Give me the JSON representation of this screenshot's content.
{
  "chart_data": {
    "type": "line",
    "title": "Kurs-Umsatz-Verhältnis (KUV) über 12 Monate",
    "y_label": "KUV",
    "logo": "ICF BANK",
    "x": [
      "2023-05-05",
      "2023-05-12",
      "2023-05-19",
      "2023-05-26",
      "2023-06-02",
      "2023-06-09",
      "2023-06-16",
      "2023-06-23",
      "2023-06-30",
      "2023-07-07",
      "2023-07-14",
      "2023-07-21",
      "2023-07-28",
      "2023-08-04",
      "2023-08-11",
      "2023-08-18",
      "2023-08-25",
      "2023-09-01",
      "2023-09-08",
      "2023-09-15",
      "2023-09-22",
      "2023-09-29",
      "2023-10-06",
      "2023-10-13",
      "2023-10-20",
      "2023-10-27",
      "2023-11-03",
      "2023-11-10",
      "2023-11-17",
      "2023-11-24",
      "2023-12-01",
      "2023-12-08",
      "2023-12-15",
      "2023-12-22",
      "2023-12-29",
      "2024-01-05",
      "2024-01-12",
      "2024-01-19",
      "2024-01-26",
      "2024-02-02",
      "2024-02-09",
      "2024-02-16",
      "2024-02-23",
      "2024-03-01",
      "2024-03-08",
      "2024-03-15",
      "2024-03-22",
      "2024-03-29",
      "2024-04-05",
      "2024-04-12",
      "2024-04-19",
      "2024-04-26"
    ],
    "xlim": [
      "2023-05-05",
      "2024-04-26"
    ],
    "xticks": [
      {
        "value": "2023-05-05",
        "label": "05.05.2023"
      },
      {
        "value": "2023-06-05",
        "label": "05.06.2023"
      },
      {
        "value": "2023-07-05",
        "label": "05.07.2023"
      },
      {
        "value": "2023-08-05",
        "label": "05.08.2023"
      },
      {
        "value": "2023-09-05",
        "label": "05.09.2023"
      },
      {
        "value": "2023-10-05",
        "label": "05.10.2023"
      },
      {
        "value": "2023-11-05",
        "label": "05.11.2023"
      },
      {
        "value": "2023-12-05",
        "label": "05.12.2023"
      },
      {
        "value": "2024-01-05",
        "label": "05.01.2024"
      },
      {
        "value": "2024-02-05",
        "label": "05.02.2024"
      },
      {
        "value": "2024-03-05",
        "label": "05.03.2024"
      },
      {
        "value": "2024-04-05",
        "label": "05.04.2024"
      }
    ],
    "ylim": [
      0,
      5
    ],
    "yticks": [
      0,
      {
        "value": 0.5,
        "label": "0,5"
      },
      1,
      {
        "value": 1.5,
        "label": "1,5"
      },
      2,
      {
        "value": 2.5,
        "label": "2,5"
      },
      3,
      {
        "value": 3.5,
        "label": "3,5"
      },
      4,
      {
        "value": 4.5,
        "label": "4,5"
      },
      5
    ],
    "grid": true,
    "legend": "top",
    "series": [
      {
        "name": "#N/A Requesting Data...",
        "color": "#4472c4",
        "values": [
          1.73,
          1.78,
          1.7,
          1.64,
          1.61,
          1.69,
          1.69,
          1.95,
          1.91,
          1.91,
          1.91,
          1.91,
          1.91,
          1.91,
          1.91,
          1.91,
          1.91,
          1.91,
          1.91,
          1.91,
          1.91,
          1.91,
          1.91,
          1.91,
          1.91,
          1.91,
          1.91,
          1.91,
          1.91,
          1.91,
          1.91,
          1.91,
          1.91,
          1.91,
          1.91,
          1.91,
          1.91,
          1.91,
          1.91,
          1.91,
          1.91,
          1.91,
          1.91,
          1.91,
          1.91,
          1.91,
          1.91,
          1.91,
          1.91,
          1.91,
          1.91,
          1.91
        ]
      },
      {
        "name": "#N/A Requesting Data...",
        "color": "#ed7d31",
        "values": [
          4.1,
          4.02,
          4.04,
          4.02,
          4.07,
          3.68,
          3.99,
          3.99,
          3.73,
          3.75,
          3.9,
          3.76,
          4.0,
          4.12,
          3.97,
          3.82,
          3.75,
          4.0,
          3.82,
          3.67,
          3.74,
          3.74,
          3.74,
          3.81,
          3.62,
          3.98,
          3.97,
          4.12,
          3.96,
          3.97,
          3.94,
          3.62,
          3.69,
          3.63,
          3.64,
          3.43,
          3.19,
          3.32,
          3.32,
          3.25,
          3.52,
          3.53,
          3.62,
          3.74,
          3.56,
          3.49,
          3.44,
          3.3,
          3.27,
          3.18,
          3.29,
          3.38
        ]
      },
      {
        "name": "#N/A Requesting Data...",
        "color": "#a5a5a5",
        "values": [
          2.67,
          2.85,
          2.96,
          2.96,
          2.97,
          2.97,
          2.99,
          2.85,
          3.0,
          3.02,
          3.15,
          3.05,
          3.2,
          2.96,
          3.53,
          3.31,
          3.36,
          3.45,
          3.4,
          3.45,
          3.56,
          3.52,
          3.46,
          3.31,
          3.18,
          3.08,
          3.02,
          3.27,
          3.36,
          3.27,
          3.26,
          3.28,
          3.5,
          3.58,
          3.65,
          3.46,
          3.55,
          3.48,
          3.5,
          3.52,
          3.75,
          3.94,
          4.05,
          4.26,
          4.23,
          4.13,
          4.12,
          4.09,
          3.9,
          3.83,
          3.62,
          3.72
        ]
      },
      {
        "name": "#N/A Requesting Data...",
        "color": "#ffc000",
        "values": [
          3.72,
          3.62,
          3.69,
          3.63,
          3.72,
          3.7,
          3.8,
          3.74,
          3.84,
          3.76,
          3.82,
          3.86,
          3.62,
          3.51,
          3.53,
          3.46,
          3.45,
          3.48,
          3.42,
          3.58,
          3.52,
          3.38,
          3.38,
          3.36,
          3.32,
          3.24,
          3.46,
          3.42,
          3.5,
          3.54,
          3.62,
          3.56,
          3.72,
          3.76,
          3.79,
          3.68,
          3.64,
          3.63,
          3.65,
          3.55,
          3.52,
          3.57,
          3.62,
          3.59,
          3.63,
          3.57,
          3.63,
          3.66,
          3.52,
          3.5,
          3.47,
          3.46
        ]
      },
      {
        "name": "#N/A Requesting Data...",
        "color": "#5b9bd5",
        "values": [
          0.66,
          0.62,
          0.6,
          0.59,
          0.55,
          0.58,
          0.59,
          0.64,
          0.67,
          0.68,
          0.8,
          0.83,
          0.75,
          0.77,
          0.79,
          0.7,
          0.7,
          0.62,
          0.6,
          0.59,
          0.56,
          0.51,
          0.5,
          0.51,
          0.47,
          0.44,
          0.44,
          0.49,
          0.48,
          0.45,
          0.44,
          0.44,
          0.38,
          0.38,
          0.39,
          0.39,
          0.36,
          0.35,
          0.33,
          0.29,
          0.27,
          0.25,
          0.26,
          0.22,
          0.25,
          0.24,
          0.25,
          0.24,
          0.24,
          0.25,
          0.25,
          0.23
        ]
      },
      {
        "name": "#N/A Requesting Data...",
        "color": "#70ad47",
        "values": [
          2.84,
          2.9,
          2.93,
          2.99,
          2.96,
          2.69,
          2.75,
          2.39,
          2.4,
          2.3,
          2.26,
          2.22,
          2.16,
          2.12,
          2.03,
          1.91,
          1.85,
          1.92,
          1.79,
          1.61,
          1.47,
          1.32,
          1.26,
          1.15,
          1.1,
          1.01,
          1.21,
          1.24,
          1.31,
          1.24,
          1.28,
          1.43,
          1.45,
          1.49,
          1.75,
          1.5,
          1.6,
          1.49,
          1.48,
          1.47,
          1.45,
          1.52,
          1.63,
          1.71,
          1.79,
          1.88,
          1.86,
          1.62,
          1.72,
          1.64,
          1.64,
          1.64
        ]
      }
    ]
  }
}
:::
Requirement: Write the entire listing out again, word for word.

Exercise response:
Give me the JSON representation of this screenshot's content.
{
  "chart_data": {
    "type": "line",
    "title": "Kurs-Umsatz-Verhältnis (KUV) über 12 Monate",
    "y_label": "KUV",
    "logo": "ICF BANK",
    "x": [
      "2023-05-05",
      "2023-05-12",
      "2023-05-19",
      "2023-05-26",
      "2023-06-02",
      "2023-06-09",
      "2023-06-16",
      "2023-06-23",
      "2023-06-30",
      "2023-07-07",
      "2023-07-14",
      "2023-07-21",
      "2023-07-28",
      "2023-08-04",
      "2023-08-11",
      "2023-08-18",
      "2023-08-25",
      "2023-09-01",
      "2023-09-08",
      "2023-09-15",
      "2023-09-22",
      "2023-09-29",
      "2023-10-06",
      "2023-10-13",
      "2023-10-20",
      "2023-10-27",
      "2023-11-03",
      "2023-11-10",
      "2023-11-17",
      "2023-11-24",
      "2023-12-01",
      "2023-12-08",
      "2023-12-15",
      "2023-12-22",
      "2023-12-29",
      "2024-01-05",
      "2024-01-12",
      "2024-01-19",
      "2024-01-26",
      "2024-02-02",
      "2024-02-09",
      "2024-02-16",
      "2024-02-23",
      "2024-03-01",
      "2024-03-08",
      "2024-03-15",
      "2024-03-22",
      "2024-03-29",
      "2024-04-05",
      "2024-04-12",
      "2024-04-19",
      "2024-04-26"
    ],
    "xlim": [
      "2023-05-05",
      "2024-04-26"
    ],
    "xticks": [
      {
        "value": "2023-05-05",
        "label": "05.05.2023"
      },
      {
        "value": "2023-06-05",
        "label": "05.06.2023"
      },
      {
        "value": "2023-07-05",
        "label": "05.07.2023"
      },
      {
        "value": "2023-08-05",
        "label": "05.08.2023"
      },
      {
        "value": "2023-09-05",
        "label": "05.09.2023"
      },
      {
        "value": "2023-10-05",
        "label": "05.10.2023"
      },
      {
        "value": "2023-11-05",
        "label": "05.11.2023"
      },
      {
        "value": "2023-12-05",
        "label": "05.12.2023"
      },
      {
        "value": "2024-01-05",
        "label": "05.01.2024"
      },
      {
        "value": "2024-02-05",
        "label": "05.02.2024"
      },
      {
        "value": "2024-03-05",
        "label": "05.03.2024"
      },
      {
        "value": "2024-04-05",
        "label": "05.04.2024"
      }
    ],
    "ylim": [
      0,
      5
    ],
    "yticks": [
      0,
      {
        "value": 0.5,
        "label": "0,5"
      },
      1,
      {
        "value": 1.5,
        "label": "1,5"
      },
      2,
      {
        "value": 2.5,
        "label": "2,5"
      },
      3,
      {
        "value": 3.5,
        "label": "3,5"
      },
      4,
      {
        "value": 4.5,
        "label": "4,5"
      },
      5
    ],
    "grid": true,
    "legend": "top",
    "series": [
      {
        "name": "#N/A Requesting Data...",
        "color": "#4472c4",
        "values": [
          1.73,
          1.78,
          1.7,
          1.64,
          1.61,
          1.69,
          1.69,
          1.95,
          1.91,
          1.91,
          1.91,
          1.91,
          1.91,
          1.91,
          1.91,
          1.91,
          1.91,
          1.91,
          1.91,
          1.91,
          1.91,
          1.91,
          1.91,
          1.91,
          1.91,
          1.91,
          1.91,
          1.91,
          1.91,
          1.91,
          1.91,
          1.91,
          1.91,
          1.91,
          1.91,
          1.91,
          1.91,
          1.91,
          1.91,
          1.91,
          1.91,
          1.91,
          1.91,
          1.91,
          1.91,
          1.91,
          1.91,
          1.91,
          1.91,
          1.91,
          1.91,
          1.91
        ]
      },
      {
        "name": "#N/A Requesting Data...",
        "color": "#ed7d31",
        "values": [
          4.1,
          4.02,
          4.04,
          4.02,
          4.07,
          3.68,
          3.99,
          3.99,
          3.73,
          3.75,
          3.9,
          3.76,
          4.0,
          4.12,
          3.97,
          3.82,
          3.75,
          4.0,
          3.82,
          3.67,
          3.74,
          3.74,
          3.74,
          3.81,
          3.62,
          3.98,
          3.97,
          4.12,
          3.96,
          3.97,
          3.94,
          3.62,
          3.69,
          3.63,
          3.64,
          3.43,
          3.19,
          3.32,
          3.32,
          3.25,
          3.52,
          3.53,
          3.62,
          3.74,
          3.56,
          3.49,
          3.44,
          3.3,
          3.27,
          3.18,
          3.29,
          3.38
        ]
      },
      {
        "name": "#N/A Requesting Data...",
        "color": "#a5a5a5",
        "values": [
          2.67,
          2.85,
          2.96,
          2.96,
          2.97,
          2.97,
          2.99,
          2.85,
          3.0,
          3.02,
          3.15,
          3.05,
          3.2,
          2.96,
          3.53,
          3.31,
          3.36,
          3.45,
          3.4,
          3.45,
          3.56,
          3.52,
          3.46,
          3.31,
          3.18,
          3.08,
          3.02,
          3.27,
          3.36,
          3.27,
          3.26,
          3.28,
          3.5,
          3.58,
          3.65,
          3.46,
          3.55,
          3.48,
          3.5,
          3.52,
          3.75,
          3.94,
          4.05,
          4.26,
          4.23,
          4.13,
          4.12,
          4.09,
          3.9,
          3.83,
          3.62,
          3.72
        ]
      },
      {
        "name": "#N/A Requesting Data...",
        "color": "#ffc000",
        "values": [
          3.72,
          3.62,
          3.69,
          3.63,
          3.72,
          3.7,
          3.8,
          3.74,
          3.84,
          3.76,
          3.82,
          3.86,
          3.62,
          3.51,
          3.53,
          3.46,
          3.45,
          3.48,
          3.42,
          3.58,
          3.52,
          3.38,
          3.38,
          3.36,
          3.32,
          3.24,
          3.46,
          3.42,
          3.5,
          3.54,
          3.62,
          3.56,
          3.72,
          3.76,
          3.79,
          3.68,
          3.64,
          3.63,
          3.65,
          3.55,
          3.52,
          3.57,
          3.62,
          3.59,
          3.63,
          3.57,
          3.63,
          3.66,
          3.52,
          3.5,
          3.47,
          3.46
        ]
      },
      {
        "name": "#N/A Requesting Data...",
        "color": "#5b9bd5",
        "values": [
          0.66,
          0.62,
          0.6,
          0.59,
          0.55,
          0.58,
          0.59,
          0.64,
          0.67,
          0.68,
          0.8,
          0.83,
          0.75,
          0.77,
          0.79,
          0.7,
          0.7,
          0.62,
          0.6,
          0.59,
          0.56,
          0.51,
          0.5,
          0.51,
          0.47,
          0.44,
          0.44,
          0.49,
          0.48,
          0.45,
          0.44,
          0.44,
          0.38,
          0.38,
          0.39,
          0.39,
          0.36,
          0.35,
          0.33,
          0.29,
          0.27,
          0.25,
          0.26,
          0.22,
          0.25,
          0.24,
          0.25,
          0.24,
          0.24,
          0.25,
          0.25,
          0.23
        ]
      },
      {
        "name": "#N/A Requesting Data...",
        "color": "#70ad47",
        "values": [
          2.84,
          2.9,
          2.93,
          2.99,
          2.96,
          2.69,
          2.75,
          2.39,
          2.4,
          2.3,
          2.26,
          2.22,
          2.16,
          2.12,
          2.03,
          1.91,
          1.85,
          1.92,
          1.79,
          1.61,
          1.47,
          1.32,
          1.26,
          1.15,
          1.1,
          1.01,
          1.21,
          1.24,
          1.31,
          1.24,
          1.28,
          1.43,
          1.45,
          1.49,
          1.75,
          1.5,
          1.6,
          1.49,
          1.48,
          1.47,
          1.45,
          1.52,
          1.63,
          1.71,
          1.79,
          1.88,
          1.86,
          1.62,
          1.72,
          1.64,
          1.64,
          1.64
        ]
      }
    ]
  }
}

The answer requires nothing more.